> _Selected text_:
★ ★ ★ ★ ★
SelectByFIRST

We now demonstrate how to use FIRST for factor selection within the sklearn.pipeline.Pipeline via SelectByFIRST class. If you have not installed pyfirst, please uncomment and run %pip install pyfirst below before proceeding.

# %pip install pyfirst

Imports

import numpy as np
from pyfirst import SelectByFIRST
from sklearn.pipeline import Pipeline
from sklearn.ensemble import RandomForestRegressor, RandomForestClassifier
from sklearn.model_selection import train_test_split
from sklearn.datasets import fetch_california_housing, load_breast_cancer

Regression

Fetch Data

housing = fetch_california_housing()
X = housing.data
y = np.log(housing.target)
X_train, X_test, y_train, y_test = train_test_split(X, y, test_size=0.2, random_state=43)

Build Pipeline and Train

pipe = Pipeline([
    ('selector', SelectByFIRST(regression=True,approx_knn=True,random_state=43)),
    ('estimator', RandomForestRegressor(random_state=43))
]).fit(X_train, y_train)

Test \(R^2\) vs Full Model

pipe.score(X_test, y_test)
0.8536872726940326
full = RandomForestRegressor(random_state=43).fit(X_train, y_train)
full.score(X_test, y_test)
0.8459557819565909
pipe['selector'].get_feature_importance()
array([0.00734335, 0.        , 0.        , 0.        , 0.        ,
       0.01010999, 0.13941309, 0.15473792])

Comparable test \(R^2\) is observed from the random forest model fitted on the 4 factors identified by FIRST versus the random forest model fitted on the entire set of factors.

Binary Classification

Fetch Data

cancer = load_breast_cancer()
★ ★ ★ ★ ★
Dataset entries

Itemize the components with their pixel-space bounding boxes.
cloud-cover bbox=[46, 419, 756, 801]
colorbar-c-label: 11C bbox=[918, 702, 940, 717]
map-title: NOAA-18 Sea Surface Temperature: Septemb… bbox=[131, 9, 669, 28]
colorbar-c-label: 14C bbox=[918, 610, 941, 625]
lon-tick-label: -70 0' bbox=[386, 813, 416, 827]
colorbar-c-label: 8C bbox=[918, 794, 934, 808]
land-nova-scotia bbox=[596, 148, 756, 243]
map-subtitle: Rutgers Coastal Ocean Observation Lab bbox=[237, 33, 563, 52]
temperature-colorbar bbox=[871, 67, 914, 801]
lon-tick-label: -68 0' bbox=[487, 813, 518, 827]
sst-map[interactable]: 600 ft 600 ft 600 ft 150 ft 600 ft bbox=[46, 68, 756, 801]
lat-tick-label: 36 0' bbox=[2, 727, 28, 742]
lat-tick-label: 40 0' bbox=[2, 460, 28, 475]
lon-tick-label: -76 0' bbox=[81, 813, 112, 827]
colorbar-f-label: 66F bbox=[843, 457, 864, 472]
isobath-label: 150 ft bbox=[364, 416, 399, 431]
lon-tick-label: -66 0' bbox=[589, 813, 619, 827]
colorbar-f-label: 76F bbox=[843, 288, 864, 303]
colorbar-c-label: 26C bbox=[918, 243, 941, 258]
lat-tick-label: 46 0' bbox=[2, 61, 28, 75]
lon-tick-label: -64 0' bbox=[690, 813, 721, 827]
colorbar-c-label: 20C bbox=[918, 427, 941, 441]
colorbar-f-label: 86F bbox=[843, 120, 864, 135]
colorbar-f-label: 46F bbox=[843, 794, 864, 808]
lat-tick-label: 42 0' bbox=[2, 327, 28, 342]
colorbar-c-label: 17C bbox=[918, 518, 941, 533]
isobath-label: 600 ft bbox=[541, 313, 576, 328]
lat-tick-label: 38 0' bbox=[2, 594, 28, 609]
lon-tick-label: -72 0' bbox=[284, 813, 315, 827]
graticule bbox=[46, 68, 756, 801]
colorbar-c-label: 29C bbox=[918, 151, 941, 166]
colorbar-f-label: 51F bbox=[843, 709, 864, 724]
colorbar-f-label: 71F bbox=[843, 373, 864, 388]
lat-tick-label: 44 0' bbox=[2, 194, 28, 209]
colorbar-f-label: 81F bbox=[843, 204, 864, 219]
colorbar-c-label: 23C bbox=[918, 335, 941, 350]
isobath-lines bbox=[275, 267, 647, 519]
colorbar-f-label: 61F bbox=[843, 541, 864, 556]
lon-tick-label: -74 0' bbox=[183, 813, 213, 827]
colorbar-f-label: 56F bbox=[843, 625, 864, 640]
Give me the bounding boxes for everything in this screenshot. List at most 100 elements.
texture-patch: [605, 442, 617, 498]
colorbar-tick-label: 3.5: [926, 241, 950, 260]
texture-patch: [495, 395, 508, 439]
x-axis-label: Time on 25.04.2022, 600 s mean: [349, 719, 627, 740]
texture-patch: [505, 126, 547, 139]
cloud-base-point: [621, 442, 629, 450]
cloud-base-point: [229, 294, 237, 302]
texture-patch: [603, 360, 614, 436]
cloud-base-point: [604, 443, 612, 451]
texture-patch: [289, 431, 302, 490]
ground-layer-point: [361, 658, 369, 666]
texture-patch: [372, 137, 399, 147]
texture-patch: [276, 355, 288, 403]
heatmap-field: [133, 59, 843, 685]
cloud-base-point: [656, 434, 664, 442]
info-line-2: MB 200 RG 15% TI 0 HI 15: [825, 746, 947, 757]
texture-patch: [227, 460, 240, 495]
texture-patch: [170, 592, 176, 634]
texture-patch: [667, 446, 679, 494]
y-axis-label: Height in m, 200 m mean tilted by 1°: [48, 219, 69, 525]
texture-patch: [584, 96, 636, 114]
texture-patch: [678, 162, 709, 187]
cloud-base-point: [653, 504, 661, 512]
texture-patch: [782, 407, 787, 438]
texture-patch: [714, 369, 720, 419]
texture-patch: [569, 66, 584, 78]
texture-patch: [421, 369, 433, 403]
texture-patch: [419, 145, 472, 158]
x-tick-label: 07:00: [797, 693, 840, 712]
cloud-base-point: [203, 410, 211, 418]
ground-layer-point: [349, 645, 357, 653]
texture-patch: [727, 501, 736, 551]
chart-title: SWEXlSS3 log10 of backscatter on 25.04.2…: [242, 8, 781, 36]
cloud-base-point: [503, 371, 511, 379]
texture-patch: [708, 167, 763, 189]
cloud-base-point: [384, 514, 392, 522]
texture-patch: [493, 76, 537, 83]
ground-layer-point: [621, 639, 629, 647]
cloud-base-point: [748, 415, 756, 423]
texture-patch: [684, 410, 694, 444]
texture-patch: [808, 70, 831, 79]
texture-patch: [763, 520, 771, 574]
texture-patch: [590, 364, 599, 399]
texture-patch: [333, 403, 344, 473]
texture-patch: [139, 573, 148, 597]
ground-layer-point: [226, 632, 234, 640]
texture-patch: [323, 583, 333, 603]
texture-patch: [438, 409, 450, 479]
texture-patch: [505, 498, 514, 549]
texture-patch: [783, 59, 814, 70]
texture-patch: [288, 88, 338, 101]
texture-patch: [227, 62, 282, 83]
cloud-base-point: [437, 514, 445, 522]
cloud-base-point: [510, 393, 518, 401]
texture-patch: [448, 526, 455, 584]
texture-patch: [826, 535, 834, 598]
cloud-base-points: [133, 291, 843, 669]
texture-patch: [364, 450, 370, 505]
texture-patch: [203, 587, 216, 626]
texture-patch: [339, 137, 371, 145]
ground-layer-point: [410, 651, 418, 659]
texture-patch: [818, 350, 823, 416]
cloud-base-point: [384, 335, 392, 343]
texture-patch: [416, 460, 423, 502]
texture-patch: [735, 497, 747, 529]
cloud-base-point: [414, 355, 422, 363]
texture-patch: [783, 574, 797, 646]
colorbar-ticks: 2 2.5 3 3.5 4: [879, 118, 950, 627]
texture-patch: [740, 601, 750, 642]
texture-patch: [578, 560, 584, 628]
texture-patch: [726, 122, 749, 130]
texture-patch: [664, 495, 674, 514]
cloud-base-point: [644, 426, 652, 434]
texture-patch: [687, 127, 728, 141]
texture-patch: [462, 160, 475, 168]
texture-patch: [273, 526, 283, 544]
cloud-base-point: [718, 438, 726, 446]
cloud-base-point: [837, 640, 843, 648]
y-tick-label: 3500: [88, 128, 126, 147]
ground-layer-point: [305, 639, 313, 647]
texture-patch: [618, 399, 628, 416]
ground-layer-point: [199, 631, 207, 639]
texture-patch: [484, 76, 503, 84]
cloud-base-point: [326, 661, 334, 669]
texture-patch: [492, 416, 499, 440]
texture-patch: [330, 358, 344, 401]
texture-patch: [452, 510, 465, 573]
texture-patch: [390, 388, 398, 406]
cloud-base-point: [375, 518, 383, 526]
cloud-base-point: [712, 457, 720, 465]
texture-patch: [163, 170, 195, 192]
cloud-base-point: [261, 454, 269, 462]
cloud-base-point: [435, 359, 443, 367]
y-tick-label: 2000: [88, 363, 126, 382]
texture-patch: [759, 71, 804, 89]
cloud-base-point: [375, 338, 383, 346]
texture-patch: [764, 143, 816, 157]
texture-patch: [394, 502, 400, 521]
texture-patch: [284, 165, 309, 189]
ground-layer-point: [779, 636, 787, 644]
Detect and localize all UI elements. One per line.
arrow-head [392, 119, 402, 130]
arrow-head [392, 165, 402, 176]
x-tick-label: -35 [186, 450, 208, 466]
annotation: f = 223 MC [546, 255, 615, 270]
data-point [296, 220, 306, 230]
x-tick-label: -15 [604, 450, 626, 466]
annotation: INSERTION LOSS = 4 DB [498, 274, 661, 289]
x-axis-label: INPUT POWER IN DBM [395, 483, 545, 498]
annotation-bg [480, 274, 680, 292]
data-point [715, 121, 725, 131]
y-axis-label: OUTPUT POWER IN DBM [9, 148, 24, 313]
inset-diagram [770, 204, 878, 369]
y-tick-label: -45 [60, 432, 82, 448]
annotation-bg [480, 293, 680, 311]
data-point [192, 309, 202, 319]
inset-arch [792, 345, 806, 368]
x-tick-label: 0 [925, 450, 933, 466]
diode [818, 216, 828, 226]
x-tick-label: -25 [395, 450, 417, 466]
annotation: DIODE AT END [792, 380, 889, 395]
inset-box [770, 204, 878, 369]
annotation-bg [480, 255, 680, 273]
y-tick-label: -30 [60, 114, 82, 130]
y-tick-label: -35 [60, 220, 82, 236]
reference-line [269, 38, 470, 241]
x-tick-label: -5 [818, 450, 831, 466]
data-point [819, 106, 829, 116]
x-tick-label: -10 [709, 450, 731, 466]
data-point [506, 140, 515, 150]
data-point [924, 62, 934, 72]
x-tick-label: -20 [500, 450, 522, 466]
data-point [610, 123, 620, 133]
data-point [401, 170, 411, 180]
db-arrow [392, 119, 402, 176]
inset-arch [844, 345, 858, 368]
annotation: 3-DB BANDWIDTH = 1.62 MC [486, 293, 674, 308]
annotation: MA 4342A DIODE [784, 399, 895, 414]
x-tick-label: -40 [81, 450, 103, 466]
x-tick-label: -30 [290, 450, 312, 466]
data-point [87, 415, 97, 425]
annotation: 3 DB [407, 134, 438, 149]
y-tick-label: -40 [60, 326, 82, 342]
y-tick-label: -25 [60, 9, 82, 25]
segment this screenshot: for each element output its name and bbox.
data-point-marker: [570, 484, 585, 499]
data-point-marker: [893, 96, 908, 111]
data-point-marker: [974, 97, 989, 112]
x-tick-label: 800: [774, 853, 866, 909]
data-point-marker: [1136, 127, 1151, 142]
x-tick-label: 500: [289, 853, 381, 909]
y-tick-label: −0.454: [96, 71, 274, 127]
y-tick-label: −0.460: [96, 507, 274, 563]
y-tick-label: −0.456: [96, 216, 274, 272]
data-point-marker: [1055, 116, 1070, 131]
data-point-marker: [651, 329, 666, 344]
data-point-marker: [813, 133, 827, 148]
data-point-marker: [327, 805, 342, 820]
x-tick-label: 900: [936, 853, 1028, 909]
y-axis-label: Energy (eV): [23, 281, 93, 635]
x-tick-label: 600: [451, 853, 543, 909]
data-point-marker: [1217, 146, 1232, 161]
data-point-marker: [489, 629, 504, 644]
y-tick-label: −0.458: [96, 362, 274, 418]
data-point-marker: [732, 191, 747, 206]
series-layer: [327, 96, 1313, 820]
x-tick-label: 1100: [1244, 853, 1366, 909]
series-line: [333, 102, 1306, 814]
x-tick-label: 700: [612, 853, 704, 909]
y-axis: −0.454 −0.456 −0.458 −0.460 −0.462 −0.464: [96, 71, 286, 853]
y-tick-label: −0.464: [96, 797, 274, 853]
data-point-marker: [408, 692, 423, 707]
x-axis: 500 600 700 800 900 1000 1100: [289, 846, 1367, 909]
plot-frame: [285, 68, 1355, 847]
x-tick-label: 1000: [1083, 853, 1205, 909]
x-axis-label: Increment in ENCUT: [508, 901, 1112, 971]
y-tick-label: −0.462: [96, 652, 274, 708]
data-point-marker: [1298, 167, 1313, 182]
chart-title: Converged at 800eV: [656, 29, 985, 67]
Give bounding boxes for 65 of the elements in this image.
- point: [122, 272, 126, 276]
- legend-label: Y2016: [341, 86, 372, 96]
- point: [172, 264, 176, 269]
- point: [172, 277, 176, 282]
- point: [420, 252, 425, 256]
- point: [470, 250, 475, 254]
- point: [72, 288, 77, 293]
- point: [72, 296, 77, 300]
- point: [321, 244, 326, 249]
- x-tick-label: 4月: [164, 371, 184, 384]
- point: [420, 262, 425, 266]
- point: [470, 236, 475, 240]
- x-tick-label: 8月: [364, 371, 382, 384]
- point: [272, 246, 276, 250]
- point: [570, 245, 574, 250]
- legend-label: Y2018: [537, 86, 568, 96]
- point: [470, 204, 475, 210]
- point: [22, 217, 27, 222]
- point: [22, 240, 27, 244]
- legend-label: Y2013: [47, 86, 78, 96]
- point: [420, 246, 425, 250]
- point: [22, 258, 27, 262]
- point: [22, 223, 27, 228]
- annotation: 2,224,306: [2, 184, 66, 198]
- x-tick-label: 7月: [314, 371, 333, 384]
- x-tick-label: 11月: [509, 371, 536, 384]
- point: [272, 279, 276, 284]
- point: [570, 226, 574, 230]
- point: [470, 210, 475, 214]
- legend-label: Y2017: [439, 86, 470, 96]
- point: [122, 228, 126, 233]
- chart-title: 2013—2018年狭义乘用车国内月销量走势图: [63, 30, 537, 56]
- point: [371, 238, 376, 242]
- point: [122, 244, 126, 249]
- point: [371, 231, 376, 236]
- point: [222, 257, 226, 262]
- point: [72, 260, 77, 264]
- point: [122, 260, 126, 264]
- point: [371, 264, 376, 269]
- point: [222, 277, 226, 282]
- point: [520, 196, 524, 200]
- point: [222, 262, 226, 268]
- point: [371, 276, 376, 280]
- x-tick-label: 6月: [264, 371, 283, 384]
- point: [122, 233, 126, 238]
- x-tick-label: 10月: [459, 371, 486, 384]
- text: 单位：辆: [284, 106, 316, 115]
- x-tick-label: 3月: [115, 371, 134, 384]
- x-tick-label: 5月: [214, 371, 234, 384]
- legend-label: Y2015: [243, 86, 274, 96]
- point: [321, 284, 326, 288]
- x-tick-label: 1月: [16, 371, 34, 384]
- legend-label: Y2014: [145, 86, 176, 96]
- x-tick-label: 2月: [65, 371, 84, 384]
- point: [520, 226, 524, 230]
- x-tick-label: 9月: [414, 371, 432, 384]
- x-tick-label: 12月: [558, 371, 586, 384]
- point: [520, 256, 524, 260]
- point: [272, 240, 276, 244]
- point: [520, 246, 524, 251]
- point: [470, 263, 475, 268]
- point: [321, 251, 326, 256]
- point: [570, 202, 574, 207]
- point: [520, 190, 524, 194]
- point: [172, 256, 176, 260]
★ ★ ★ ★ ★
> _Brief 1_:
In the SelectByFIRST tutorial, what test R² score does the pipeline that uses FIRST for factor selection achieve on the California housing data?
> _Brief 2_:
Resume the SelectByFIRST tutorial after its last line and carry on with the binary classification section.

> _Response area 1_:
0.8536872726940326

> _Response area 2_:
X = cancer.data
y = cancer.target
X_train, X_test, y_train, y_test = train_test_split(X, y, test_size=0.2, random_state=43)

Build Pipeline and Train

pipe = Pipeline([
    ('selector', SelectByFIRST(regression=False,random_state=43)),
    ('estimator', RandomForestClassifier(random_state=43))
]).fit(X_train, y_train)

Test Accuracy vs Full Model

pipe.score(X_test, y_test)
0.9736842105263158
full = RandomForestClassifier(random_state=43).fit(X_train, y_train)
full.score(X_test, y_test)
0.9912280701754386
pipe['selector'].get_feature_importance()
array([0.        , 0.04416144, 0.01358814, 0.        , 0.        ,
       0.        , 0.        , 0.        , 0.        , 0.        ,
       0.        , 0.        , 0.00339703, 0.        , 0.        ,
       0.        , 0.        , 0.        , 0.        , 0.        ,
       0.        , 0.        , 0.00339703, 0.0101911 , 0.14267543,
       0.        , 0.        , 0.        , 0.        , 0.        ])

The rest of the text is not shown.